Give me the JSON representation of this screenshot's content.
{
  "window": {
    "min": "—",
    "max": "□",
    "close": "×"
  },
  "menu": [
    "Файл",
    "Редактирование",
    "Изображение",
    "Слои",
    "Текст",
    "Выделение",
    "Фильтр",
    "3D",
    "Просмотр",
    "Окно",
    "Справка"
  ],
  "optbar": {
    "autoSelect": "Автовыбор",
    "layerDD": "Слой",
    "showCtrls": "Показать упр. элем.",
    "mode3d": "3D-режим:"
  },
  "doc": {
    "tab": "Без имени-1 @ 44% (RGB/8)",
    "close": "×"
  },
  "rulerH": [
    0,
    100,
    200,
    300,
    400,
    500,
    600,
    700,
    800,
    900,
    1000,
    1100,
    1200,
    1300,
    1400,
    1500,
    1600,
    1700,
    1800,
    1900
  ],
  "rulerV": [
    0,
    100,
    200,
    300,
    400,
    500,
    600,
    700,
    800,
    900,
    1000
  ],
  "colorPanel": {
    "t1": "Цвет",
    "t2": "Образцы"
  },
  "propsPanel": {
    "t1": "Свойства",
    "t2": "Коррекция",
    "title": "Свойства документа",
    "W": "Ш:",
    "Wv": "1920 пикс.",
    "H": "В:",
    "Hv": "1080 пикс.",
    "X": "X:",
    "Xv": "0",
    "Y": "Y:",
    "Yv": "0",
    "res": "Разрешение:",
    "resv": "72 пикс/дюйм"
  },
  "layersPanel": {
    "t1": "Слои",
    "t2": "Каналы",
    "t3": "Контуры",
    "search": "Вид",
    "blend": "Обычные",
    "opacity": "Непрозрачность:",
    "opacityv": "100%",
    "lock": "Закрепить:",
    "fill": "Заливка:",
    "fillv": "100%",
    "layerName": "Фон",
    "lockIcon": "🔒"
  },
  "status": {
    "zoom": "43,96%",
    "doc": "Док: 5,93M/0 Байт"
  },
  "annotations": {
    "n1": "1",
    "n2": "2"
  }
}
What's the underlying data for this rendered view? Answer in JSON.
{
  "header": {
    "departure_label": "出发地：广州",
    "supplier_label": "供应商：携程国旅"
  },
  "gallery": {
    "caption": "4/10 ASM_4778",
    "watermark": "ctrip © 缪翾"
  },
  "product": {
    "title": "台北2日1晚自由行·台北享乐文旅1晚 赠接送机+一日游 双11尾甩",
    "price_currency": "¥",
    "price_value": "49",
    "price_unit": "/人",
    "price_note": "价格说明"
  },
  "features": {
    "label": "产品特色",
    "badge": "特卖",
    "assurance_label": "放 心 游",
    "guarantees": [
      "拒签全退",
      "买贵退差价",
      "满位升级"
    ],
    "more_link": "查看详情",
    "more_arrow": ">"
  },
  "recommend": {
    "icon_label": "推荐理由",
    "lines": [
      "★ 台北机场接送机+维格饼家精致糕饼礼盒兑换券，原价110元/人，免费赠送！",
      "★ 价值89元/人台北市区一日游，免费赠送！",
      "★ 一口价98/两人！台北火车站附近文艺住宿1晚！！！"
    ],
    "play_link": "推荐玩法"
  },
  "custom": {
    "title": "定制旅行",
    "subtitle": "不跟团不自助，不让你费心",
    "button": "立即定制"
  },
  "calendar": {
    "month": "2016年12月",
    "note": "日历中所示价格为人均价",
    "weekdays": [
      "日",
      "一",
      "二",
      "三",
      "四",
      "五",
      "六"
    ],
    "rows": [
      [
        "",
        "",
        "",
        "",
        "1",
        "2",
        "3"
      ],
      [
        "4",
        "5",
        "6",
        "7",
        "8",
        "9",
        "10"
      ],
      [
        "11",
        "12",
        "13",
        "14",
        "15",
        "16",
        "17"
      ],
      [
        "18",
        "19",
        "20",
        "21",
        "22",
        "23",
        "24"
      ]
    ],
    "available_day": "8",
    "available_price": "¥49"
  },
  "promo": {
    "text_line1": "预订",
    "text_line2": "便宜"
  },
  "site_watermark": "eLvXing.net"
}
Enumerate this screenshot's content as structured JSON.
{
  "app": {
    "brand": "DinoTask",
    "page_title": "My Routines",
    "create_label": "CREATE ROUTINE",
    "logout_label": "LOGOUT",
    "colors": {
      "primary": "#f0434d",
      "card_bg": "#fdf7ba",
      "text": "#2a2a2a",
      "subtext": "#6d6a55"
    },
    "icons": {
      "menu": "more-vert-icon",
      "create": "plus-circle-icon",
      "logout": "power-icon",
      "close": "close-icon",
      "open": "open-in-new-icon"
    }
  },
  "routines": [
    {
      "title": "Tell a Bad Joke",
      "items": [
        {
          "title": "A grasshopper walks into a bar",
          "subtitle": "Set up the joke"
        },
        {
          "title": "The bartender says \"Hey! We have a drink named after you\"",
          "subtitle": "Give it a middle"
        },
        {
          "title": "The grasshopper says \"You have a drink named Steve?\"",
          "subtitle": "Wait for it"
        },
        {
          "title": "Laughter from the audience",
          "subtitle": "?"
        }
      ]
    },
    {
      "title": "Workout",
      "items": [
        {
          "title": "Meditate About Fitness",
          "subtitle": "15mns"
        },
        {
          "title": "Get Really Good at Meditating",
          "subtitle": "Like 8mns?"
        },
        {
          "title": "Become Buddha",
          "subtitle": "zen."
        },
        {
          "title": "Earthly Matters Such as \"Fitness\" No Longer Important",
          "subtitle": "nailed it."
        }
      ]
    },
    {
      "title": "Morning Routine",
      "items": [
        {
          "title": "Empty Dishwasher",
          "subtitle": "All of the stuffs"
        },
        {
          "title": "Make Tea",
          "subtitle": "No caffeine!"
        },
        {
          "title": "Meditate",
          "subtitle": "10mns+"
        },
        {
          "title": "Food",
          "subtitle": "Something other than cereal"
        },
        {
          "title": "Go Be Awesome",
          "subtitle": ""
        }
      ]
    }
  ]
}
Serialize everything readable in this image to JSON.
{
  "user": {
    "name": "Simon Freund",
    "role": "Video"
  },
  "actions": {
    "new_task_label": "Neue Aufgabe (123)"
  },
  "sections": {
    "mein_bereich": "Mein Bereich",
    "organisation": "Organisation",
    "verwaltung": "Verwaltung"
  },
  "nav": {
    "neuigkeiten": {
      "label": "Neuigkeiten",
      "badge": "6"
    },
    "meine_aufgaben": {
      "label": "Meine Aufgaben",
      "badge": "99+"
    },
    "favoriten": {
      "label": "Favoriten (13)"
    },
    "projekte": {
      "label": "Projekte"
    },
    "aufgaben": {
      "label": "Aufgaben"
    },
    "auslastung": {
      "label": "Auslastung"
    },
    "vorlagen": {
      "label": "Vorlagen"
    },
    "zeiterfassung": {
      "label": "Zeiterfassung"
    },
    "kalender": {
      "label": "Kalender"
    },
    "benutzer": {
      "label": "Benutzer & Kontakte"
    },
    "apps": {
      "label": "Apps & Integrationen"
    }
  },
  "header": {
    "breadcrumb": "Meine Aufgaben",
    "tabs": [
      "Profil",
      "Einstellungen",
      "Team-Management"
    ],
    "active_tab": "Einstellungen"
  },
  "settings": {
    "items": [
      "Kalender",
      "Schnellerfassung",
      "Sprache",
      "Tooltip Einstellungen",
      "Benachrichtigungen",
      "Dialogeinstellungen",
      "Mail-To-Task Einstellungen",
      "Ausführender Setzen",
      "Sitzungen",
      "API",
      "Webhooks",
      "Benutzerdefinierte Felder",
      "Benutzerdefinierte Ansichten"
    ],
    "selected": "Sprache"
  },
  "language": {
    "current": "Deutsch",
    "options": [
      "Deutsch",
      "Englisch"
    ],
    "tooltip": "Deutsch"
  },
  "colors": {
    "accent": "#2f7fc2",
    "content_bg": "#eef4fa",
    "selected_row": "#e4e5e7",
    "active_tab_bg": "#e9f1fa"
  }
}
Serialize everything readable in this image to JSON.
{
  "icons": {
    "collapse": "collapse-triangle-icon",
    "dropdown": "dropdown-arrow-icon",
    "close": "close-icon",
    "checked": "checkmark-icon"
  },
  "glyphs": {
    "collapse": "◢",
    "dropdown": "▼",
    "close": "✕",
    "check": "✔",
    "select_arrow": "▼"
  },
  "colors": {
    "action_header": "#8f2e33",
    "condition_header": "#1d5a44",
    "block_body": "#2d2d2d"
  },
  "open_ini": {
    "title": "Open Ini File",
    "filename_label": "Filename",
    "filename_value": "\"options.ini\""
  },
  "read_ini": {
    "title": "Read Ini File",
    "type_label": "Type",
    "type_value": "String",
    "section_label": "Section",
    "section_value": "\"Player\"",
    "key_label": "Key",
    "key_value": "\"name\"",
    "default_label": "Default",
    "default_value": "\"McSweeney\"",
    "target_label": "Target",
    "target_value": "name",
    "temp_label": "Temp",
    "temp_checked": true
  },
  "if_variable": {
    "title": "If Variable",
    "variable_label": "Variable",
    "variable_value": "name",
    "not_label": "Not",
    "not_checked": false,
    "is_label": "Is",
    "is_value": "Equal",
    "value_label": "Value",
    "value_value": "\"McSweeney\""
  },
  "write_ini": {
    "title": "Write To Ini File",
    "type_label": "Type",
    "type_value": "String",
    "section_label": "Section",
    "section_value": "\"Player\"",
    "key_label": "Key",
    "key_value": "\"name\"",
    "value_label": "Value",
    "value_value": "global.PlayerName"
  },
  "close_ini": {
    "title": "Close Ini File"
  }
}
========================================
Each line holding "named" must be found and copied.

          "title": "The bartender says \"Hey! We have a drink named after you\"",
          "title": "The grasshopper says \"You have a drink named Steve?\"",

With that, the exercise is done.